--- Records to process ---
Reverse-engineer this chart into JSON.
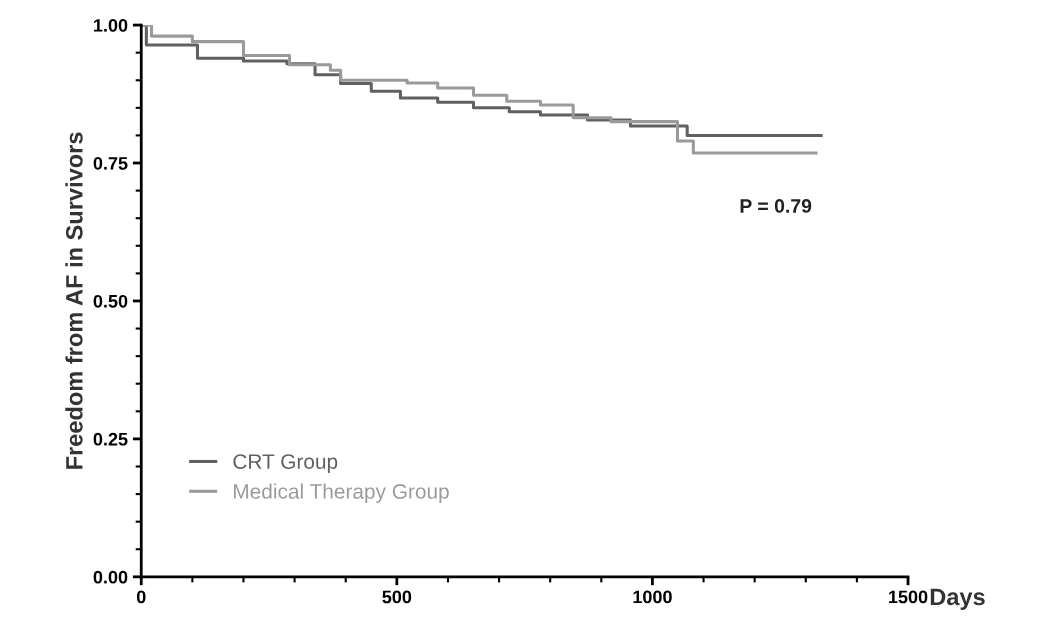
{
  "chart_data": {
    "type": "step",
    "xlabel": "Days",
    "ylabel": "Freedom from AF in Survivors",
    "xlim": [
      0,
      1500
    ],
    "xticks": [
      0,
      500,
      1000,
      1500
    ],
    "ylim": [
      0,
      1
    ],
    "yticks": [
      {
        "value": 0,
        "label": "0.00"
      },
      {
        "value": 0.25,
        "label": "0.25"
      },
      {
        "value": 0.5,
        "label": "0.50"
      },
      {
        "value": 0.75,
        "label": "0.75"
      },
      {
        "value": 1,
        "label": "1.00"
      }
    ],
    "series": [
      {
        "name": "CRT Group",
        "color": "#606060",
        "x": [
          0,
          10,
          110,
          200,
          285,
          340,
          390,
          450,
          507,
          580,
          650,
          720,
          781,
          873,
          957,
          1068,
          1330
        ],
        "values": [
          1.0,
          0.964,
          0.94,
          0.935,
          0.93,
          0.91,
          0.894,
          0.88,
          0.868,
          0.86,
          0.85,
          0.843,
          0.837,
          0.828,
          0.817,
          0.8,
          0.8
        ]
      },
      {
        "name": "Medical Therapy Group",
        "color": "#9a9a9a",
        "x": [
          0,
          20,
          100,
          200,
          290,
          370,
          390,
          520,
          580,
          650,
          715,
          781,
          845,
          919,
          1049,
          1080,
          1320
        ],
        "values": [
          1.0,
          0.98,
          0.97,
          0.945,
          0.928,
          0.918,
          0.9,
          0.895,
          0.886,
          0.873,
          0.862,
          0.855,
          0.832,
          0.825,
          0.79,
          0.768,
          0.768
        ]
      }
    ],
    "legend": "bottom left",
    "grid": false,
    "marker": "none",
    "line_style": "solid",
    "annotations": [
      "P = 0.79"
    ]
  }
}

--- Set exercise ---
Go through the listing above and write it out again exactly, dropping the pictures.

--- Solution to the problem ---
Reverse-engineer this chart into JSON.
{
  "chart_data": {
    "type": "step",
    "xlabel": "Days",
    "ylabel": "Freedom from AF in Survivors",
    "xlim": [
      0,
      1500
    ],
    "xticks": [
      0,
      500,
      1000,
      1500
    ],
    "ylim": [
      0,
      1
    ],
    "yticks": [
      {
        "value": 0,
        "label": "0.00"
      },
      {
        "value": 0.25,
        "label": "0.25"
      },
      {
        "value": 0.5,
        "label": "0.50"
      },
      {
        "value": 0.75,
        "label": "0.75"
      },
      {
        "value": 1,
        "label": "1.00"
      }
    ],
    "series": [
      {
        "name": "CRT Group",
        "color": "#606060",
        "x": [
          0,
          10,
          110,
          200,
          285,
          340,
          390,
          450,
          507,
          580,
          650,
          720,
          781,
          873,
          957,
          1068,
          1330
        ],
        "values": [
          1.0,
          0.964,
          0.94,
          0.935,
          0.93,
          0.91,
          0.894,
          0.88,
          0.868,
          0.86,
          0.85,
          0.843,
          0.837,
          0.828,
          0.817,
          0.8,
          0.8
        ]
      },
      {
        "name": "Medical Therapy Group",
        "color": "#9a9a9a",
        "x": [
          0,
          20,
          100,
          200,
          290,
          370,
          390,
          520,
          580,
          650,
          715,
          781,
          845,
          919,
          1049,
          1080,
          1320
        ],
        "values": [
          1.0,
          0.98,
          0.97,
          0.945,
          0.928,
          0.918,
          0.9,
          0.895,
          0.886,
          0.873,
          0.862,
          0.855,
          0.832,
          0.825,
          0.79,
          0.768,
          0.768
        ]
      }
    ],
    "legend": "bottom left",
    "grid": false,
    "marker": "none",
    "line_style": "solid",
    "annotations": [
      "P = 0.79"
    ]
  }
}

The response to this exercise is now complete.